**ACTIONS TO TAKE:**
a) List every heading that appears in the text on building a risk management framework, giving each one word for word.
b) Continue the text on building a risk management framework, starting right after its final sentence.
## Begin TEXT SEGMENT
Once all the security controls are in place and the assurance and compliance requirements have been met, an independent assessor is invited to the organization to review and approve these controls. 

The reviewer will try to find any discrepancies in the security controls. In case any weaknesses or deficiencies are found, the organization will remedy the errors and then continue to document the security plan accordingly.

Step 5: Authorization of Information System

After all the assessment processes have been completed, the organization needs to present a package for authorization that will take care of all the risk assessments and risk determination for the business. The person in charge of this process will submit the authorization decision to all required stakeholders.

Step 6: Monitoring All Security Controls

The final step in the process of creating a risk management framework is continuous. The organization needs to monitor all the security controls regularly and efficiently. They also need to keep all the updates in mind based on any changes to the system or the environment.

The security status of the risk management framework needs to be updated regularly as well. The reports are made and sent out periodically to find out if any weaknesses need to be taken care of.

Checklist For Creating a Robust Risk Management Framework 

The given checklist can be used as a step-by-step guide that comes with creating an effective risk management program. These areas should be considered a priority.

Effective Risk Management Governance

The board members are responsible for the material impact of any risk, regardless of where it is caused. This is why all employees and the board members need to monitor how effective the company’s risk management process is. They need to do so to ensure that it is implemented across all levels and departments of the company.
## End TEXT SEGMENT
## Begin DATA LISTING
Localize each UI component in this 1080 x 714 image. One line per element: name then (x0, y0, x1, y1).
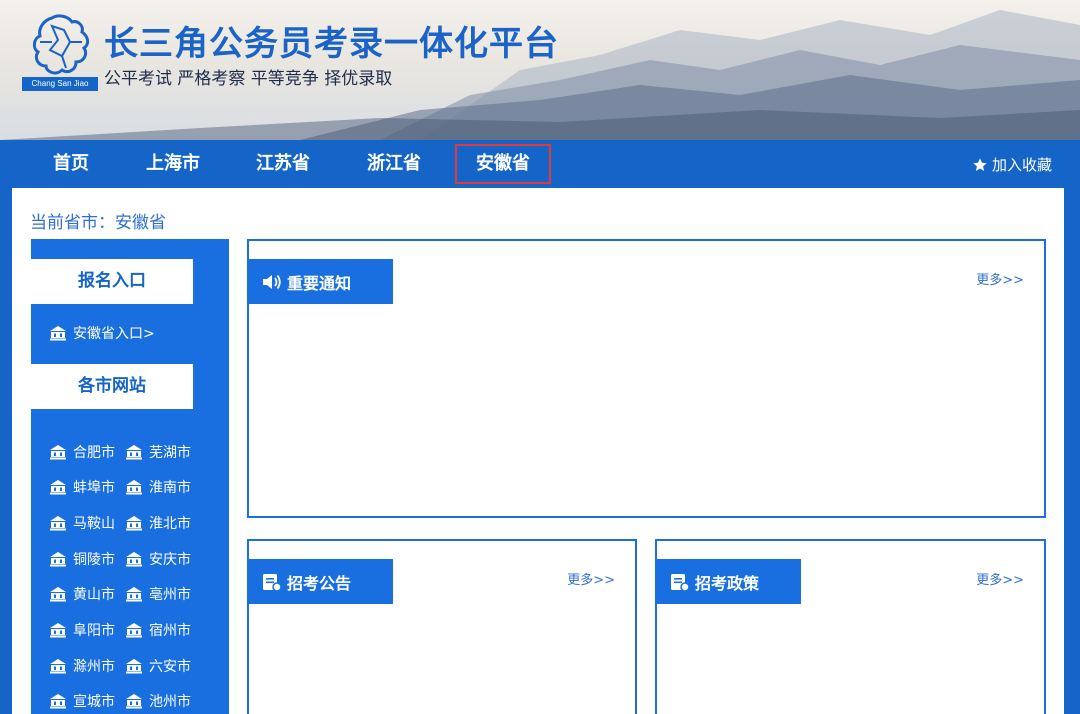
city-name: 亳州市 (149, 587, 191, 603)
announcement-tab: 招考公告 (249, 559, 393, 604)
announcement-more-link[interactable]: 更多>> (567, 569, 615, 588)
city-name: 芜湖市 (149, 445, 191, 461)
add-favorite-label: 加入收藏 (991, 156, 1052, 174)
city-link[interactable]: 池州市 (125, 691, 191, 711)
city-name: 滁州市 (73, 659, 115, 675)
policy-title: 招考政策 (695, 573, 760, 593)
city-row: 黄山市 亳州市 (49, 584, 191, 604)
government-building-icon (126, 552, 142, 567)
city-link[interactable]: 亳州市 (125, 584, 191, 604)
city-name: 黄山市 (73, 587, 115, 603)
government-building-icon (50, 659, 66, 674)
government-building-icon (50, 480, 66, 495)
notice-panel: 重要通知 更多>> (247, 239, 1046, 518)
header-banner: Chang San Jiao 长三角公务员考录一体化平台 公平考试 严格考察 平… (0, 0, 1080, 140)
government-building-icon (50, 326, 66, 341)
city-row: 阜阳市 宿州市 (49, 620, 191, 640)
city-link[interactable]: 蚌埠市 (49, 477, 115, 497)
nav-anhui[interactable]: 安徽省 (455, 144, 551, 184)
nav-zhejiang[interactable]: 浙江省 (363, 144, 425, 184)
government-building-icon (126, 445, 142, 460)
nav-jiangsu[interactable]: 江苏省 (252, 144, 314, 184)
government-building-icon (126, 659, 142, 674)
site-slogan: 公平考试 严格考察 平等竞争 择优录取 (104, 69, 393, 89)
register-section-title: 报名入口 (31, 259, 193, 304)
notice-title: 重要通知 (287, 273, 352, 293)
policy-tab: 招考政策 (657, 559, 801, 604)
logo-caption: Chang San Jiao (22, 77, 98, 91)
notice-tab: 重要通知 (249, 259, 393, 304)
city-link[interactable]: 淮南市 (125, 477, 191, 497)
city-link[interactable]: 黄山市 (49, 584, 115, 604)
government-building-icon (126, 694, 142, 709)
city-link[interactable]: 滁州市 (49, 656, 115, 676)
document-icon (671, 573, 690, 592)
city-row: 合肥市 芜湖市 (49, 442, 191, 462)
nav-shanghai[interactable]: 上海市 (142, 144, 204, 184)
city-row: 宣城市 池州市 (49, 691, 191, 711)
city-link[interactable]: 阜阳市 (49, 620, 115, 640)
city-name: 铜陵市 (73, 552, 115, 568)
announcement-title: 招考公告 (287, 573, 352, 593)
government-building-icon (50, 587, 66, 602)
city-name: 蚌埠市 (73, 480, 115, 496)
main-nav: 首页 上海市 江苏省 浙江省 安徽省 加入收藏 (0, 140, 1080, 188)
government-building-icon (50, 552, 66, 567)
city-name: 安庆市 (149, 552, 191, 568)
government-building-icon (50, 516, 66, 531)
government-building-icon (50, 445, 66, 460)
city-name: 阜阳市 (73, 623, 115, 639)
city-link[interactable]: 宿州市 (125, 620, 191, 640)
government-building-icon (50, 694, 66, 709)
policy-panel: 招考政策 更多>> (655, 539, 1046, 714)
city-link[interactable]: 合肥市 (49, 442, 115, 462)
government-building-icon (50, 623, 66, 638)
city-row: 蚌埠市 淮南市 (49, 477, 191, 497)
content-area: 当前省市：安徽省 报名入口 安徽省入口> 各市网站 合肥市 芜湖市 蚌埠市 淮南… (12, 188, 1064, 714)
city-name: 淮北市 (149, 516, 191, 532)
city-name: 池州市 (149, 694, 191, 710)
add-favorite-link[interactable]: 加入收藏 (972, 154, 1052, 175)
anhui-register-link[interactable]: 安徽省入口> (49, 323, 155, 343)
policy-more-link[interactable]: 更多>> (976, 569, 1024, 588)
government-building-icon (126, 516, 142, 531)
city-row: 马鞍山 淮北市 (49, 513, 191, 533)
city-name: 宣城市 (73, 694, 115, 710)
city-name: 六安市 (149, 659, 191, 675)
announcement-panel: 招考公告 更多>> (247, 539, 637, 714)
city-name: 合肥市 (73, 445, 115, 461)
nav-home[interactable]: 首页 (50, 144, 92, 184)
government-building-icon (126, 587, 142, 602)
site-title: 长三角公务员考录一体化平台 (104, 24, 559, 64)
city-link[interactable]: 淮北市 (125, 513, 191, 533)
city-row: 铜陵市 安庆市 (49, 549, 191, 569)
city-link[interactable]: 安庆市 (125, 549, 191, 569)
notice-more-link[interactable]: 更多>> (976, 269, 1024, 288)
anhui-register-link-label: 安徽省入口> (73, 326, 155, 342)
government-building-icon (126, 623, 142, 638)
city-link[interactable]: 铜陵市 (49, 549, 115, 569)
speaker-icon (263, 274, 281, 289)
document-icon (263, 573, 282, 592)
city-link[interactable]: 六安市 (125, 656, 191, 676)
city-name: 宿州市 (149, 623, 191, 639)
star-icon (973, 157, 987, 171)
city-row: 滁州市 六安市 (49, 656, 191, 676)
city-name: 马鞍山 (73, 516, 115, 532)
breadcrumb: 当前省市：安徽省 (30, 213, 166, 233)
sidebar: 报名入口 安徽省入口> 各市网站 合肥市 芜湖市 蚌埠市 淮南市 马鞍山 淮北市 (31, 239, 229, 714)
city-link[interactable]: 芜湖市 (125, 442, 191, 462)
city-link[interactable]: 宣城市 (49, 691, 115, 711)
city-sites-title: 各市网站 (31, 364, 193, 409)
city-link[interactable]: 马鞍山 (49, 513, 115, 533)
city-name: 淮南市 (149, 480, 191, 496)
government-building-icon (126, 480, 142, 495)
## End DATA LISTING
**ANSWERS FOR THE TASKS:**
a)
- Step 5: Authorization of Information System
- Step 6: Monitoring All Security Controls
- Checklist For Creating a Robust Risk Management Framework
- Effective Risk Management Governance

b)
Internal auditors are used to confirm that the board has full knowledge of the material risks to the company. These risks also need to be disclosed to shareholders with proof that they are being mitigated.

Performance Management and Goal Management

Here team leaders need to divide different corporate objectives and implement them into unit contributions. After this is done, they need to identify the different processes used for achieving business goals in each department or project. These goals need to be made visible to managers that are involved in these processes. Once this is done there needs to be a link formed between all the contributing processes and the goals.

Consistent Risk Identification and Prioritization

The next step is assessing risks. These assessments need to address more than just high-impact risks. All effective assessments delve into different events of risk to discover their root cause. To do this effectively, the assessments need to be regularly conducted and based on common numerical scales across different departments.

Actionable Risk Tolerances

Companies need to understand their risk appetite and then take steps for creating actionable risk tolerance. This can help with creating a guide for making strategic decisions to manage risks. Risk tolerance acts as a technique to monitor performance goals and other risk metrics.

Centralized Risk Monitoring and Control Activities

Just creating processes to identify risks and then making appropriate responses for them is not enough. An important step that risk managers often miss is monitoring. This is used to gauge the effectiveness of the controls placed on mitigating risks. To do so successfully, the following needs to be considered:

  • Spend less time on risks that are losing their impact by regularly adjusting risk assessments 
  • Identify areas where controls can be shared to increase organizational efficiency and reduce testing
  • Prioritize risks and activities based on processes that should be monitored
  • Regularly monitor various business metrics by looking for new and concerning trends that could have an impact on the organization

Forward-Looking Risk and Goal Reporting and Communication

Boards will need sufficient evidence of the positive influence of the risk management program to continue putting resources into it for the company. Risk managers should have an answer to how many risks were identified which can be concerning to the business objectives and different trends that were spotted that validate the effectiveness of a program.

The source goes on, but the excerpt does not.